— Metin Bölümü —
Kuran-ı Kerim’in bir nüshasını yakan alevlerin dumanları dağıldıktan sonra, Suriyeli zeki bir genç harekete geçip Kur’an-ı Kerim gibi Tevrat'ın bir nüshasını yakma talebinde bulunarak İsveç makamlarını zor durumda bıraktı. Zira İsveç hükümeti, talebi reddetmesi ve hatta ertelemesi halinde çifte standart uyguladığını tüm dünyaya göstereceği için Avrupa ve uluslararası kamuoyu nezdinde son derece zor bir durumda kalmamak adına yakma eylemine izin verdi. Geçtiğimiz cuma günü İsveç polisi, İsveç'te ikamet eden Suriyelinin İsrail Büyükelçiliği önünde gösteri yapmasına ve Tevrat'ı yakmasına izin verdi. Karar, İsrail ve çeşitli dini kuruluşlar tarafından kınandı. Gerçekten de Suriyeli genç, destek için kendisiyle gelen bir grup İsveçli Müslüman ile birlikte büyükelçiliğin önüne geldi. Bir elinde Tevrat diğer elinde çakmak vardı. Kamuoyunun ve medyanın gözleri bu ilginç, kışkırtıcı ve tehlikeli sahneye çevrildiğinde Suriyeli genç Tevrat'ı yakmaktan vazgeçtiğini duyurdu. İsveç radyosu SVT'nin haberine göre Suriyeli genç, en başından itibaren Tevrat’ı yakmayı düşünmediğini, İsveç hükümetine ve tüm dünyaya "bir Müslüman olarak karşılıklı saygı çağrısı yapmak, ifade özgürlüğünün dikkate alınması gereken sınırları olduğunu söylemek” istediğini açıkladı.

— İzlenecek Talimatlar —
Tevrat yakma talebiyle ilgili metne göre lütfen şu soruları yanıtlayın:
1. İsveç polisi gösteriye ve yakma eylemine hangi gün izin verdi?
2. Suriyeli genç büyükelçiliğin önüne geldiğinde ellerinde ne vardı?
3. Suriyeli gencin açıklaması hangi kuruluşun haberinde yer aldı?

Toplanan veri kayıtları
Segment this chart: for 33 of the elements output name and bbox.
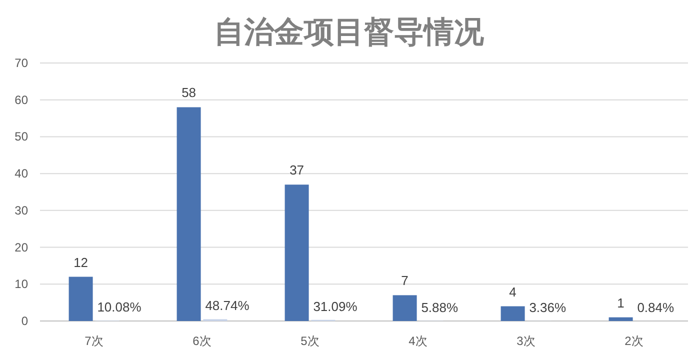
bar	[176, 107, 201, 321]
y-tick-label: 50	[14, 130, 28, 144]
bar	[284, 184, 309, 321]
x-tick-label: 4次	[408, 334, 428, 348]
x-tick-label: 5次	[300, 334, 320, 348]
data-label: 3.36%	[529, 300, 566, 315]
x-tick-label: 3次	[516, 334, 536, 348]
bar	[392, 295, 417, 321]
data-label: 31.09%	[313, 298, 358, 314]
y-tick-label: 70	[14, 56, 28, 70]
y-tick-label: 0	[21, 314, 28, 328]
y-tick-label: 40	[14, 166, 28, 181]
x-tick-label: 7次	[84, 334, 104, 348]
data-label: 37	[290, 162, 304, 178]
y-tick-label: 60	[14, 92, 28, 107]
bar	[68, 276, 93, 321]
data-label: 0.84%	[637, 300, 674, 315]
x-tick-label: 6次	[192, 334, 212, 348]
data-label: 10.08%	[97, 300, 142, 315]
bar	[500, 306, 525, 321]
data-label: 5.88%	[421, 300, 458, 315]
data-label: 4	[509, 284, 516, 300]
chart-title: 自治金项目督导情况	[214, 15, 485, 50]
data-label: 48.74%	[205, 298, 250, 314]
data-label: 1	[617, 295, 624, 310]
x-tick-label: 2次	[624, 334, 644, 348]
data-label: 12	[74, 254, 88, 270]
y-tick-label: 20	[14, 240, 28, 254]
y-tick-label: 30	[14, 203, 28, 218]
data-label: 7	[401, 273, 408, 288]
y-tick-label: 10	[14, 277, 28, 292]
data-label: 58	[182, 85, 196, 100]
bar	[608, 317, 633, 321]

— Yanıt Olarak —
1. Geçtiğimiz cuma günü.
2. Bir elinde Tevrat, diğer elinde çakmak vardı.
3. İsveç radyosu SVT'nin haberinde.